Dickstein is building a curriculum around being a global citizen. She believes that societal transformation begins with individual transformation, and she has seen a powerful transformation in each of the students who have participated in the project, but particularly in Team Garang, the five students who have been the most committed and involved.
Dickstein’s tireless efforts on Buk’s behalf have led to an invitation to visit the Carter Center and meet former President Jimmy Carter and former First Lady Rosalyn Carter.
“Shaking President Carter’s hand meant more to me knowing that this man’s enduring commitment to alleviate human suffering has empowered individuals like Garang to improve his own community by furthering his education,” Dickstein said. “That moment was a tangible reminder that anything is possible.”
Dickstein, Team Garang and Haddonfield’s students plan to maintain their connection with Buk throughout his academic career as well as when he permanently returns to South Sudan.
If you would like to donate to Buk’s education fund, visit gofundme.com/get-garang-to-emory.
While the entire Haddonfield community—Team Garang—inspired by Haddonfield Memorial High School (HMHS) teacher Kimberly Dickstein, has pulled together to help Garang Buk Buk Piol earn his master’s degree in international development from Emory University, five students at the high school took the lead. They are Wayden Ay, Mo Jishi, Kathleen Lee, Natalie Naticchia and Yao Yu.
Following an assembly at HMHS on Oct. 8, “The Five,” as Buk calls them, spoke with the editor of the NJEA Review.
I understand that you first learned about Garang when you were sophomores.
Natalie: Yes. We Skyped with Garang in our sophomore English class. From that moment forward, I knew this was something I wanted to run with. I think we five came together because we were the people who stuck with it the longest. We knew we were in it for the long haul.
Kathleen: Yes. Natalie, Yao and I were in the same English class. Garang Skyped with us despite technical difficulties on his end and managed to write every single student a thank you letter back. It was interesting to see how one man is so selfless. He’s ultimately coming here not just for himself, but for his country. He’s going to go back to South Sudan and help his own people. That really touched all of us—how Garang can be like this, even though he has so little.
What are the strengths you each bring to helping Garang and South Sudan?
Wayden: We all bring something different to the table that made us work as a team unit. Our differences have really made us as strong as we are.
Natalie: We’re all from different social circles. We’re all involved in different activities, so we were able to pull from a lot of different groups in the school.

**REQUIREMENTS**
1. Answer these from the Team Garang text:
(a) Which university is Garang Buk Buk Piol attending for his master's degree?
(b) On what date was the assembly at HMHS held?
(c) In which class did Natalie say they first Skyped with Garang?
2. From the recorded data, put the lines from the one containing "volume-bar [391, 237, 395, 253]" through the one containing "volume-bar [718, 245, 723, 253]", both included, into a JSON list of strings with one string per line and blank lines left out.

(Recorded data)

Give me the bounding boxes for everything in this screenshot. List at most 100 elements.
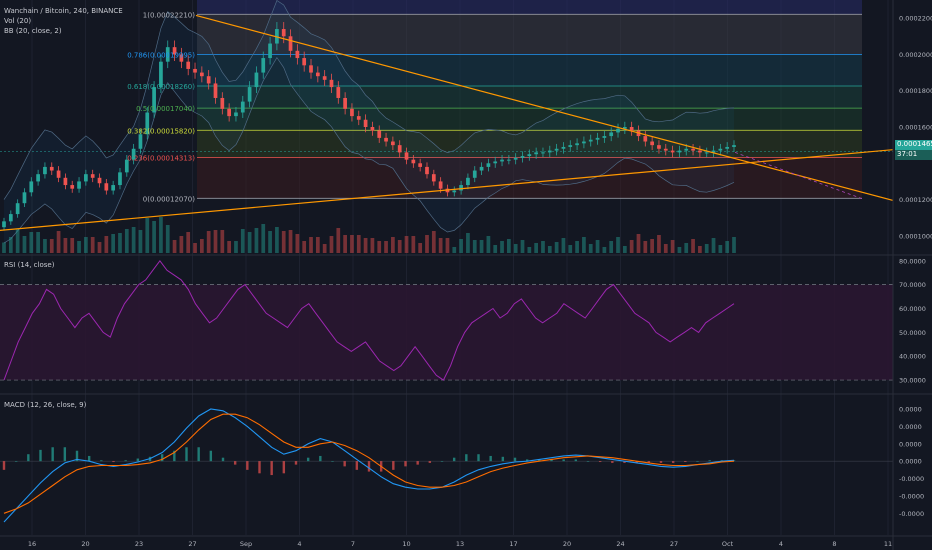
volume-bar [391, 237, 395, 253]
time-axis-label: Sep [240, 540, 252, 548]
bollinger-legend[interactable]: BB (20, close, 2) [4, 27, 62, 35]
macd-histogram-bar [100, 460, 103, 462]
projection-line [734, 152, 863, 200]
volume-bar [636, 234, 641, 253]
volume-bar [582, 237, 586, 253]
candle-body [15, 203, 20, 215]
price-axis-label: 0.00020000 [899, 51, 932, 59]
trendlines[interactable] [0, 14, 894, 232]
volume-bar [145, 218, 150, 253]
volume-bar [575, 241, 579, 253]
candle-body [384, 137, 388, 142]
time-axis-label: 7 [351, 540, 355, 548]
volume-bar [486, 236, 491, 253]
volume-bar [363, 238, 368, 253]
candle-body [663, 148, 668, 151]
macd-histogram-bar [124, 460, 127, 462]
rsi-line [3, 259, 735, 381]
candle-body [315, 72, 320, 77]
time-axis[interactable]: 16 20 23 27 Sep 4 7 10 13 17 20 24 27 Oct 4 8 11 [28, 540, 892, 548]
rsi-legend[interactable]: RSI (14, close) [4, 261, 55, 269]
price-axis-label: 0.00016000 [899, 124, 932, 132]
candle-body [281, 29, 286, 37]
volume-bar [281, 231, 286, 253]
candle-body [452, 190, 457, 193]
macd-histogram-bar [258, 461, 261, 474]
volume-bar [718, 245, 723, 253]
time-axis-label: 27 [670, 540, 678, 548]
symbol-legend[interactable]: Wanchain / Bitcoin, 240, BINANCE Vol (20… [4, 6, 123, 36]
candle-body [206, 76, 211, 84]
rsi-pane[interactable]: 80.0000 70.0000 60.0000 50.0000 40.0000 30.00… [0, 257, 926, 385]
macd-axis-label: 0.0000 [899, 423, 922, 431]
macd-legend[interactable]: MACD (12, 26, close, 9) [4, 401, 87, 409]
candle-body [602, 136, 607, 138]
volume-bar [479, 240, 484, 253]
volume-bar [302, 241, 307, 253]
candle-body [77, 181, 81, 189]
macd-histogram-bar [331, 461, 334, 462]
candle-body [97, 177, 102, 184]
candle-body [138, 134, 143, 149]
fib-zone [197, 108, 862, 131]
fib-zone [197, 0, 862, 15]
candle-body [507, 159, 511, 161]
candle-body [118, 172, 122, 186]
volume-bar [588, 244, 593, 253]
price-axis-label: 0.00018000 [899, 87, 932, 95]
macd-histogram-bar [246, 461, 249, 470]
volume-legend[interactable]: Vol (20) [4, 17, 32, 25]
macd-histogram-bar [319, 455, 322, 462]
candles[interactable] [2, 22, 736, 231]
macd-histogram-bar [2, 461, 6, 470]
price-axis[interactable]: 0.00022000 0.00020000 0.00018000 0.00016000… [899, 15, 932, 241]
volume-bar [691, 239, 695, 253]
candle-body [677, 150, 682, 153]
fib-level-label: 0.382(0.00015820) [127, 127, 195, 135]
candle-body [56, 170, 61, 178]
candle-body [49, 166, 54, 171]
rsi-axis-label: 40.0000 [899, 353, 926, 361]
volume-bar [725, 241, 730, 253]
fib-level-label: 0.618(0.00018260) [127, 83, 195, 91]
volume-bar [165, 225, 170, 253]
symbol-title[interactable]: Wanchain / Bitcoin, 240, BINANCE [4, 7, 123, 15]
volume-bar [513, 244, 518, 253]
price-axis-label: 0.00022000 [899, 15, 932, 23]
volume-bar [15, 229, 20, 253]
macd-histogram-bar [684, 461, 687, 463]
volume-bar [629, 240, 634, 253]
macd-axis-label: 0.0000 [899, 406, 922, 414]
volume-bar [507, 239, 511, 253]
descending-trendline [195, 14, 894, 202]
macd-histogram-bar [647, 461, 651, 463]
macd-histogram-bar [87, 455, 91, 462]
macd-histogram-bar [63, 447, 67, 462]
macd-histogram-bar [611, 461, 614, 463]
volume-bar [138, 230, 143, 253]
macd-histogram-bar [477, 454, 480, 462]
volume-bar [172, 240, 177, 253]
volume-bar [213, 230, 218, 253]
macd-line [3, 408, 735, 523]
macd-histogram-bar [465, 454, 468, 462]
volume-bar [698, 246, 702, 253]
volume-bar [677, 247, 682, 253]
candle-body [520, 156, 525, 158]
candle-body [377, 130, 382, 138]
candle-body [588, 139, 593, 142]
macd-histogram-bar [513, 457, 517, 462]
candle-body [186, 61, 191, 69]
volume-bar [97, 242, 102, 253]
macd-histogram-bar [197, 447, 200, 462]
volume-bar [275, 227, 279, 253]
macd-histogram-bar [233, 461, 237, 465]
volume-bar [684, 243, 689, 253]
candle-body [732, 145, 736, 147]
macd-pane[interactable]: 0.0000 0.0000 0.0000 0.0000 -0.0000 -0.0000 -0… [0, 406, 924, 523]
candle-body [268, 43, 272, 59]
price-axis-label: 0.00012000 [899, 196, 932, 204]
volume-bar [315, 237, 320, 253]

**FINAL ANSWERS**
1.
(a) Emory University
(b) Oct. 8
(c) Their sophomore English class

2.
[
  "volume-bar [391, 237, 395, 253]",
  "time-axis-label: Sep [240, 540, 252, 548]",
  "bollinger-legend[interactable]: BB (20, close, 2) [4, 27, 62, 35]",
  "macd-histogram-bar [100, 460, 103, 462]",
  "projection-line [734, 152, 863, 200]",
  "volume-bar [636, 234, 641, 253]",
  "volume-bar [582, 237, 586, 253]",
  "candle-body [15, 203, 20, 215]",
  "price-axis-label: 0.00020000 [899, 51, 932, 59]",
  "trendlines[interactable] [0, 14, 894, 232]",
  "volume-bar [145, 218, 150, 253]",
  "volume-bar [575, 241, 579, 253]",
  "candle-body [384, 137, 388, 142]",
  "time-axis-label: 7 [351, 540, 355, 548]",
  "volume-bar [486, 236, 491, 253]",
  "volume-bar [363, 238, 368, 253]",
  "candle-body [663, 148, 668, 151]",
  "macd-histogram-bar [124, 460, 127, 462]",
  "rsi-line [3, 259, 735, 381]",
  "candle-body [315, 72, 320, 77]",
  "time-axis[interactable]: 16 20 23 27 Sep 4 7 10 13 17 20 24 27 Oct 4 8 11 [28, 540, 892, 548]",
  "rsi-legend[interactable]: RSI (14, close) [4, 261, 55, 269]",
  "price-axis-label: 0.00016000 [899, 124, 932, 132]",
  "candle-body [281, 29, 286, 37]",
  "volume-bar [281, 231, 286, 253]",
  "candle-body [452, 190, 457, 193]",
  "macd-histogram-bar [258, 461, 261, 474]",
  "volume-bar [718, 245, 723, 253]"
]